* Exercise description
Copy out each line of the material below with no changes.
start Entries
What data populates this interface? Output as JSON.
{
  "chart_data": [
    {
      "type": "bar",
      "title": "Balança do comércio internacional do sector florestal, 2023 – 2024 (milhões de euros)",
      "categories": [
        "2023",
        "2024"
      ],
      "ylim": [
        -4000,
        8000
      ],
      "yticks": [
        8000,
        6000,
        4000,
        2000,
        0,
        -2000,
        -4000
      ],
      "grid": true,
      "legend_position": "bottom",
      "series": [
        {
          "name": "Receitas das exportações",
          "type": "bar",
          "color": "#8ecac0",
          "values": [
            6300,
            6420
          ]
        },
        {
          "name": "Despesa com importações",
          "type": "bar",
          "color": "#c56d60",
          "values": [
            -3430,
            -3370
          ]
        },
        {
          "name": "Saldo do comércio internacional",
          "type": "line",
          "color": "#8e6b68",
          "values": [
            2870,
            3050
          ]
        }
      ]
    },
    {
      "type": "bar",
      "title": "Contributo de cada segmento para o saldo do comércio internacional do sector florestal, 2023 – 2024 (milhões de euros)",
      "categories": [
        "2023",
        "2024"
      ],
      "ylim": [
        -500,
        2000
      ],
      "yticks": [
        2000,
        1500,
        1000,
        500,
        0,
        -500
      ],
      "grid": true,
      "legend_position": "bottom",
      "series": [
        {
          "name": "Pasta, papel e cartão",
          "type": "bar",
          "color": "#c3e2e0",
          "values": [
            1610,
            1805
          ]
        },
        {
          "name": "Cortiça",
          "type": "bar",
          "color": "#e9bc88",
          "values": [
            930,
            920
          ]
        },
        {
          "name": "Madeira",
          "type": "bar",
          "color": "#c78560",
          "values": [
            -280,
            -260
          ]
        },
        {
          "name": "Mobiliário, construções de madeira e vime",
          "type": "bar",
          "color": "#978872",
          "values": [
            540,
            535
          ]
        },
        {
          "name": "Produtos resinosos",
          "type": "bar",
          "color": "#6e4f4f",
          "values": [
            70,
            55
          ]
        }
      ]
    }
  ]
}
end Entries
* Reply
What data populates this interface? Output as JSON.
{
  "chart_data": [
    {
      "type": "bar",
      "title": "Balança do comércio internacional do sector florestal, 2023 – 2024 (milhões de euros)",
      "categories": [
        "2023",
        "2024"
      ],
      "ylim": [
        -4000,
        8000
      ],
      "yticks": [
        8000,
        6000,
        4000,
        2000,
        0,
        -2000,
        -4000
      ],
      "grid": true,
      "legend_position": "bottom",
      "series": [
        {
          "name": "Receitas das exportações",
          "type": "bar",
          "color": "#8ecac0",
          "values": [
            6300,
            6420
          ]
        },
        {
          "name": "Despesa com importações",
          "type": "bar",
          "color": "#c56d60",
          "values": [
            -3430,
            -3370
          ]
        },
        {
          "name": "Saldo do comércio internacional",
          "type": "line",
          "color": "#8e6b68",
          "values": [
            2870,
            3050
          ]
        }
      ]
    },
    {
      "type": "bar",
      "title": "Contributo de cada segmento para o saldo do comércio internacional do sector florestal, 2023 – 2024 (milhões de euros)",
      "categories": [
        "2023",
        "2024"
      ],
      "ylim": [
        -500,
        2000
      ],
      "yticks": [
        2000,
        1500,
        1000,
        500,
        0,
        -500
      ],
      "grid": true,
      "legend_position": "bottom",
      "series": [
        {
          "name": "Pasta, papel e cartão",
          "type": "bar",
          "color": "#c3e2e0",
          "values": [
            1610,
            1805
          ]
        },
        {
          "name": "Cortiça",
          "type": "bar",
          "color": "#e9bc88",
          "values": [
            930,
            920
          ]
        },
        {
          "name": "Madeira",
          "type": "bar",
          "color": "#c78560",
          "values": [
            -280,
            -260
          ]
        },
        {
          "name": "Mobiliário, construções de madeira e vime",
          "type": "bar",
          "color": "#978872",
          "values": [
            540,
            535
          ]
        },
        {
          "name": "Produtos resinosos",
          "type": "bar",
          "color": "#6e4f4f",
          "values": [
            70,
            55
          ]
        }
      ]
    }
  ]
}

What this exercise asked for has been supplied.